What is needed: Reproduce the listing verbatim.
■ ■ ■ ■ ■
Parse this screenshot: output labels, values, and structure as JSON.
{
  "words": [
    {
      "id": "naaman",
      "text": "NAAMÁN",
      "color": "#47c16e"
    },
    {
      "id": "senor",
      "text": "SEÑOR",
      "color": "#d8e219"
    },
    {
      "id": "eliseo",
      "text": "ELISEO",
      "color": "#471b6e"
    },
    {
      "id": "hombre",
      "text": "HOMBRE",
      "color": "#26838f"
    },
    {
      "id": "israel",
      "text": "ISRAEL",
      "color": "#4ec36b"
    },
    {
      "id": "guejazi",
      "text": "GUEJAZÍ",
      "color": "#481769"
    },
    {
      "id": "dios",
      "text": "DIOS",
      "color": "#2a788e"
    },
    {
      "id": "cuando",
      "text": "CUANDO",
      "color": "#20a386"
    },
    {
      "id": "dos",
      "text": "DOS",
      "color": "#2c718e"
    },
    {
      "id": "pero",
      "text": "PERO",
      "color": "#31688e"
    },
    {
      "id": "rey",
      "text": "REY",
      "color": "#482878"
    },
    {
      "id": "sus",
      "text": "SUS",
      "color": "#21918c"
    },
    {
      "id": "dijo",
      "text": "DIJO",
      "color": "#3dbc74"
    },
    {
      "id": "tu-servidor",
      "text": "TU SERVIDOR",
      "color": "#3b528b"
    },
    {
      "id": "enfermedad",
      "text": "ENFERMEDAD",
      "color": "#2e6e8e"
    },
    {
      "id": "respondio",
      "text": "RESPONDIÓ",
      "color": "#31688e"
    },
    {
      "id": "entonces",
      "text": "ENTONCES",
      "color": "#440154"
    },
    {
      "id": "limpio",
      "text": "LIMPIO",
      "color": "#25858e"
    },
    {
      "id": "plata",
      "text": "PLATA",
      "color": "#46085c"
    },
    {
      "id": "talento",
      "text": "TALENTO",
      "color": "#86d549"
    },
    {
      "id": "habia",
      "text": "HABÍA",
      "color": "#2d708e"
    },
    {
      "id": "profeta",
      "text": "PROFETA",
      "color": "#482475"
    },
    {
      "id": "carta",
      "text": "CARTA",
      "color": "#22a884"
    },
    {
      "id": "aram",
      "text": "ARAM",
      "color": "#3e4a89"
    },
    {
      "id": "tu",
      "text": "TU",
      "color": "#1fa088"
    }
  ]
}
■ ■ ■ ■ ■
Task response:
Parse this screenshot: output labels, values, and structure as JSON.
{
  "words": [
    {
      "id": "naaman",
      "text": "NAAMÁN",
      "color": "#47c16e"
    },
    {
      "id": "senor",
      "text": "SEÑOR",
      "color": "#d8e219"
    },
    {
      "id": "eliseo",
      "text": "ELISEO",
      "color": "#471b6e"
    },
    {
      "id": "hombre",
      "text": "HOMBRE",
      "color": "#26838f"
    },
    {
      "id": "israel",
      "text": "ISRAEL",
      "color": "#4ec36b"
    },
    {
      "id": "guejazi",
      "text": "GUEJAZÍ",
      "color": "#481769"
    },
    {
      "id": "dios",
      "text": "DIOS",
      "color": "#2a788e"
    },
    {
      "id": "cuando",
      "text": "CUANDO",
      "color": "#20a386"
    },
    {
      "id": "dos",
      "text": "DOS",
      "color": "#2c718e"
    },
    {
      "id": "pero",
      "text": "PERO",
      "color": "#31688e"
    },
    {
      "id": "rey",
      "text": "REY",
      "color": "#482878"
    },
    {
      "id": "sus",
      "text": "SUS",
      "color": "#21918c"
    },
    {
      "id": "dijo",
      "text": "DIJO",
      "color": "#3dbc74"
    },
    {
      "id": "tu-servidor",
      "text": "TU SERVIDOR",
      "color": "#3b528b"
    },
    {
      "id": "enfermedad",
      "text": "ENFERMEDAD",
      "color": "#2e6e8e"
    },
    {
      "id": "respondio",
      "text": "RESPONDIÓ",
      "color": "#31688e"
    },
    {
      "id": "entonces",
      "text": "ENTONCES",
      "color": "#440154"
    },
    {
      "id": "limpio",
      "text": "LIMPIO",
      "color": "#25858e"
    },
    {
      "id": "plata",
      "text": "PLATA",
      "color": "#46085c"
    },
    {
      "id": "talento",
      "text": "TALENTO",
      "color": "#86d549"
    },
    {
      "id": "habia",
      "text": "HABÍA",
      "color": "#2d708e"
    },
    {
      "id": "profeta",
      "text": "PROFETA",
      "color": "#482475"
    },
    {
      "id": "carta",
      "text": "CARTA",
      "color": "#22a884"
    },
    {
      "id": "aram",
      "text": "ARAM",
      "color": "#3e4a89"
    },
    {
      "id": "tu",
      "text": "TU",
      "color": "#1fa088"
    }
  ]
}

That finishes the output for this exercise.